** Begin **

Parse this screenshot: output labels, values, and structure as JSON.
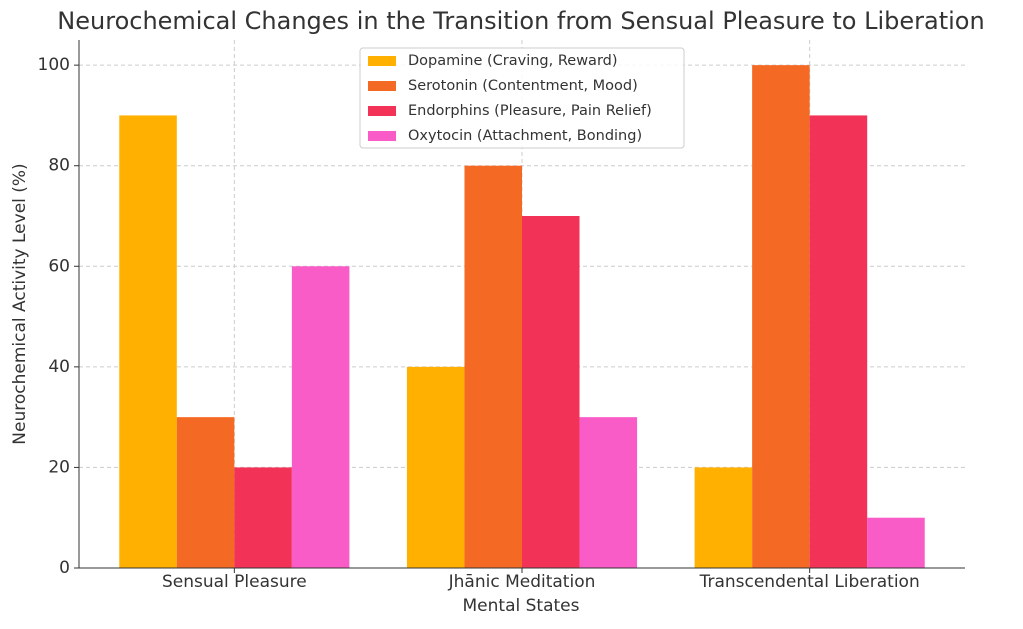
{
  "chart_data": {
    "type": "bar",
    "title": "Neurochemical Changes in the Transition from Sensual Pleasure to Liberation",
    "x_label": "Mental States",
    "y_label": "Neurochemical Activity Level (%)",
    "categories": [
      "Sensual Pleasure",
      "Jhānic Meditation",
      "Transcendental Liberation"
    ],
    "series": [
      {
        "name": "Dopamine (Craving, Reward)",
        "color": "#ffb000",
        "values": [
          90,
          40,
          20
        ]
      },
      {
        "name": "Serotonin (Contentment, Mood)",
        "color": "#f46a25",
        "values": [
          30,
          80,
          100
        ]
      },
      {
        "name": "Endorphins (Pleasure, Pain Relief)",
        "color": "#f23256",
        "values": [
          20,
          70,
          90
        ]
      },
      {
        "name": "Oxytocin (Attachment, Bonding)",
        "color": "#f95cc7",
        "values": [
          60,
          30,
          10
        ]
      }
    ],
    "ylim": [
      0,
      105
    ],
    "yticks": [
      0,
      20,
      40,
      60,
      80,
      100
    ],
    "grid": true,
    "legend": "top"
  }
}
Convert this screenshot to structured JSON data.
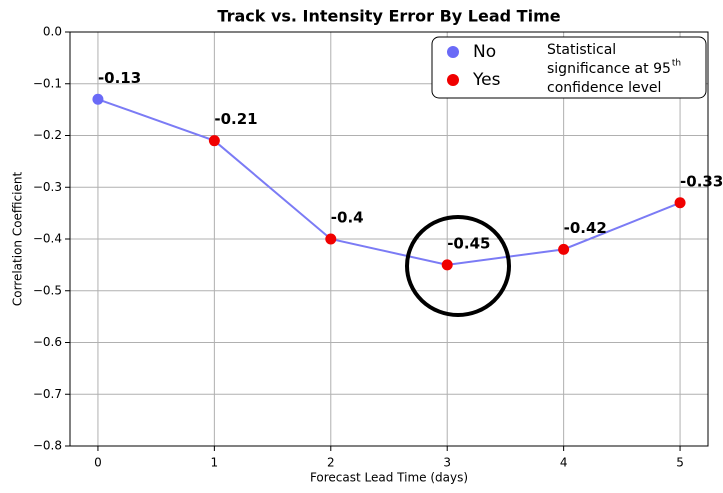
{
  "chart_data": {
    "type": "line",
    "title": "Track vs. Intensity Error By Lead Time",
    "xlabel": "Forecast Lead Time (days)",
    "ylabel": "Correlation Coefficient",
    "x": [
      0,
      1,
      2,
      3,
      4,
      5
    ],
    "xlim": [
      -0.24,
      5.24
    ],
    "xticks": [
      0,
      1,
      2,
      3,
      4,
      5
    ],
    "ylim": [
      -0.8,
      0
    ],
    "yticks": [
      {
        "value": 0,
        "label": "0.0"
      },
      {
        "value": -0.1,
        "label": "−0.1"
      },
      {
        "value": -0.2,
        "label": "−0.2"
      },
      {
        "value": -0.3,
        "label": "−0.3"
      },
      {
        "value": -0.4,
        "label": "−0.4"
      },
      {
        "value": -0.5,
        "label": "−0.5"
      },
      {
        "value": -0.6,
        "label": "−0.6"
      },
      {
        "value": -0.7,
        "label": "−0.7"
      },
      {
        "value": -0.8,
        "label": "−0.8"
      }
    ],
    "grid": true,
    "series": [
      {
        "color": "#7b7bf5",
        "values": [
          -0.13,
          -0.21,
          -0.4,
          -0.45,
          -0.42,
          -0.33
        ],
        "significance": [
          "No",
          "Yes",
          "Yes",
          "Yes",
          "Yes",
          "Yes"
        ]
      }
    ],
    "legend": [
      {
        "label": "No",
        "color": "#6a6af7"
      },
      {
        "label": "Yes",
        "color": "#f00000"
      }
    ],
    "legend_note": [
      "Statistical",
      "significance at 95",
      "confidence level"
    ],
    "legend_note_sup": "th",
    "legend_position": "upper right"
  }
}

** End **

Task prompt: Give the count of lines holding the word "JSON", with no other words.

Written answer: 2